# EXTRACT TO READ:
> I tried plan 9, but it didn't even have GNU Emacs,
This is by design:
mushi% grep -i emacs /sys/games/lib/fortunes | sed 's/^/> /g' > The Blit is a nice terminal, but it runs emacs. > Any mail routed through "emacs" will probably fail without benefit of a bounce-back. > $ Editor (vi or emacs)? > GNU Emacs comes with ABSOLUTELY NO WARRANTY; type C-h C-w for full details. > You may give out copies of Emacs; type C-h C-c to see the conditions. > Type C-h t for a tutorial on using Emacs. > Gnuemacs is portable except to machines that are too small. -Richard M. Stallman > I just want a bare-boned, straight EMACS. - Rae McLellan > emacs: Terminal type "emacs" is not powerful enough to run Emacs. > Promoting XEmacs from Editors to Red Hat Linux > If emacs buffers were limited to the size of memory, it would not be possible to edit /dev/mem. -tb@becket.net > One of the silliest things you can do with a modern Unix machine is run the Eliza mode of Emacs against random quotes from Zippy the Pinhead. - Eric Raymond > ssh, the emacs of network protocols > <jordanb#emacs@freenode.org> I think it's hilarious that you're doing xlib programming and your nick is 'kruhft' > The Importance of Being EMACS > Stallman saw a problem in too much customization and de-facto forking and set certain conditions for usage. -- http://en.wikipedia.org/wiki/EMACS > A security flaw in GNU Emacs' email subsystem was exploited by Markus Hess in his 1986 hacking spree to gain superuser access to Unix computers. > For me, the most dramatic example of the progress of hardware in the intervening years is Emacs. > rcirc on GNU Emacs 24.2.1 > As a programmer, I can make my programs do whatever I please. If I want to autosave all of my documents, I can write an Emacs script to save after every hundred keypresses. > Emacs Needs To Move To GitHub, Says ESR > To enter the computers, he exploited weaknesses such as a program called GNU Emacs that allowed mail users system administrator privileges under certain conditions. > Currently, vim also loads faster than Emacs. > Emacs now supports webkit.
:kenbw:
> The version I ran was full of GNU Emacs, GNU nano and a Xorg server.
I'm sorry to hear that and I hope things get better.
> You can only have an ultimate free software operating system if you include GNU.
This doesn't seem to be the case, as Plan 9 is the ultimate free software operating system.
> Only the 2014 version
The basis of ANTS and 9front, meaning that the derivative OSs are all GPL. You can't revoke the GPL, and the original owners have ceased maintenance.
> Unless utilities can output usage instructions and the license, in Japanese too if you wish, they're no good.
> in a way I don't have to feel bad about hating Unix cultists since it's designers also did.
People doing cult shit are terrible, worse than useless. ( https://www.perl.com/pub/2000/12/advocacy.html/ ) Anything good and most bad stuff ends up with a team of Kool-Aid drinkers, though.
> A lot of recent programs have caught on to using 9P since it's still the best protocol for a lightweight file server out there.
I was listing questionable things from Linux, dbus was one. Firefox behaves badly around dbus. I have not been under the impression that Firefox was good since the pre-3.6 days.

# ENTRIES SHOWN:
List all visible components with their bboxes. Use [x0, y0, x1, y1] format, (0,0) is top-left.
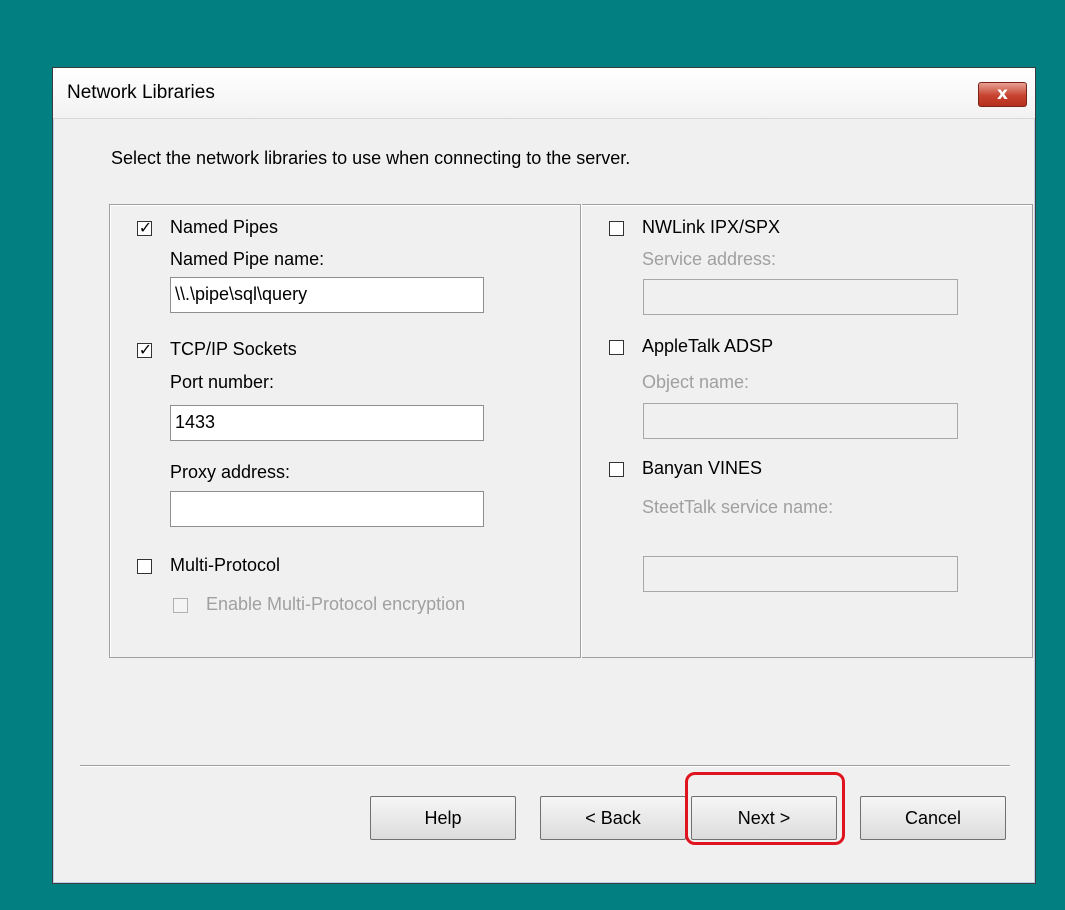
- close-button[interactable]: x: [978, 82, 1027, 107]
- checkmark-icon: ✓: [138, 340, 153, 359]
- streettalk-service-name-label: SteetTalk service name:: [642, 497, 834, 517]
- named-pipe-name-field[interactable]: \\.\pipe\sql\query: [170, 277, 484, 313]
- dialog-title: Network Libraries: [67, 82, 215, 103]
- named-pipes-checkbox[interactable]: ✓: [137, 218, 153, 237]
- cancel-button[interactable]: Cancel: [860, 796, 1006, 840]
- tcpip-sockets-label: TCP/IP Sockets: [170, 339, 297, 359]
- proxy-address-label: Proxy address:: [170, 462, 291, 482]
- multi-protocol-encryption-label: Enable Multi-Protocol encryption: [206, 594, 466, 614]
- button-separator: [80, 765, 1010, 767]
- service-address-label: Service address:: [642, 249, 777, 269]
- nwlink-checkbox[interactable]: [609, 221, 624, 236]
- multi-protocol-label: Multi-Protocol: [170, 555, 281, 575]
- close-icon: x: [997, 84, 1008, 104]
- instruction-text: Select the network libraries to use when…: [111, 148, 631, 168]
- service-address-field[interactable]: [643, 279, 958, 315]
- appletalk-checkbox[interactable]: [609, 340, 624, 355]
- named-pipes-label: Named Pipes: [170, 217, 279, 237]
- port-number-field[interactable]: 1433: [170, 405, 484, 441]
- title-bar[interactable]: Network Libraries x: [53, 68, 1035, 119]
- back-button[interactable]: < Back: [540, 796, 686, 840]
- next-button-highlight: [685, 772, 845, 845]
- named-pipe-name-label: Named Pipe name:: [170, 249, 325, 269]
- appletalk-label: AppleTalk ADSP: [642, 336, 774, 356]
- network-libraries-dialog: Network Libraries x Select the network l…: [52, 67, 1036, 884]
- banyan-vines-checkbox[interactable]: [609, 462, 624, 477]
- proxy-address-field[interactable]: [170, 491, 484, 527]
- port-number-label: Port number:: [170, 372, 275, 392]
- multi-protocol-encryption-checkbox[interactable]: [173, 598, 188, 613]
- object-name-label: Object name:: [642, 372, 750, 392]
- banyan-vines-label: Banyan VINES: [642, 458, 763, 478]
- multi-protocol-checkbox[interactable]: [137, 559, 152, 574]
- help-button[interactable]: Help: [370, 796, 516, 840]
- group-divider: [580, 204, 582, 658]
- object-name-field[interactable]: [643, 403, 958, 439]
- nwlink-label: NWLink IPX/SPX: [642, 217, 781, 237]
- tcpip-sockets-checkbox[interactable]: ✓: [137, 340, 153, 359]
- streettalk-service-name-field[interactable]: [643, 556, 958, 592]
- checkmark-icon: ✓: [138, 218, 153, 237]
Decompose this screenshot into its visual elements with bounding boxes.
...
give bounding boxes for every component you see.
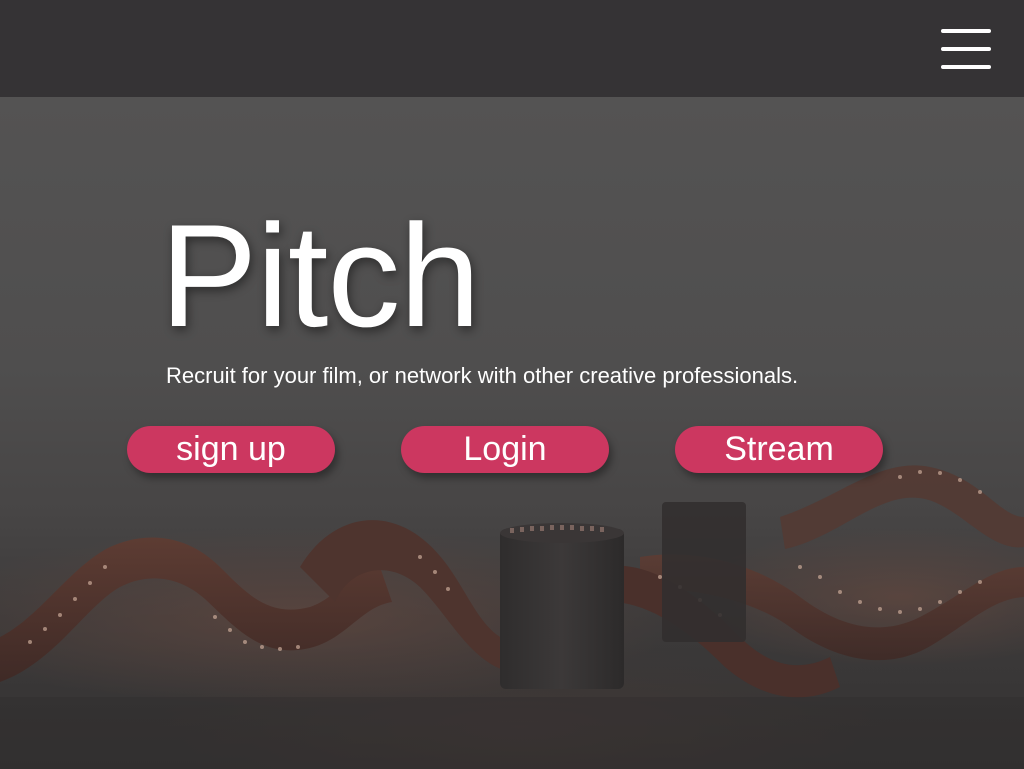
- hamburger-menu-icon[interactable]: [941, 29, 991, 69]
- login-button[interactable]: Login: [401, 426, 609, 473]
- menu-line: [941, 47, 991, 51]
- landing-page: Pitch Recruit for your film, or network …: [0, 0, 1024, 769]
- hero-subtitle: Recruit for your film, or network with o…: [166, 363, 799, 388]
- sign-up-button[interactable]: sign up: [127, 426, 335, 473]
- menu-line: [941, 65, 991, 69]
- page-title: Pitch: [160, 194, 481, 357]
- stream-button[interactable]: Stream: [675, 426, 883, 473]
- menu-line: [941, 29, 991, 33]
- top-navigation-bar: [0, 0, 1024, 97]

# GIVEN TASK 1:
Rewrite the forum post between "This doesn't seem" and "designers also did.", inclusive, replacing "GPL" with "General Public License".
# GIVEN TASK 2:
Answer these questions about the forum post:
(a) Which two derivative operating systems does the writer name?
(b) Which item from Linux does the writer list as questionable?
(c) Since when has the writer not thought Firefox was good?

# ANSWER 1:
This doesn't seem to be the case, as Plan 9 is the ultimate free software operating system.
> Only the 2014 version
The basis of ANTS and 9front, meaning that the derivative OSs are all General Public License. You can't revoke the General Public License, and the original owners have ceased maintenance.
> Unless utilities can output usage instructions and the license, in Japanese too if you wish, they're no good.
> in a way I don't have to feel bad about hating Unix cultists since it's designers also did.

# ANSWER 2:
(a) ANTS and 9front
(b) dbus
(c) Since the pre-3.6 days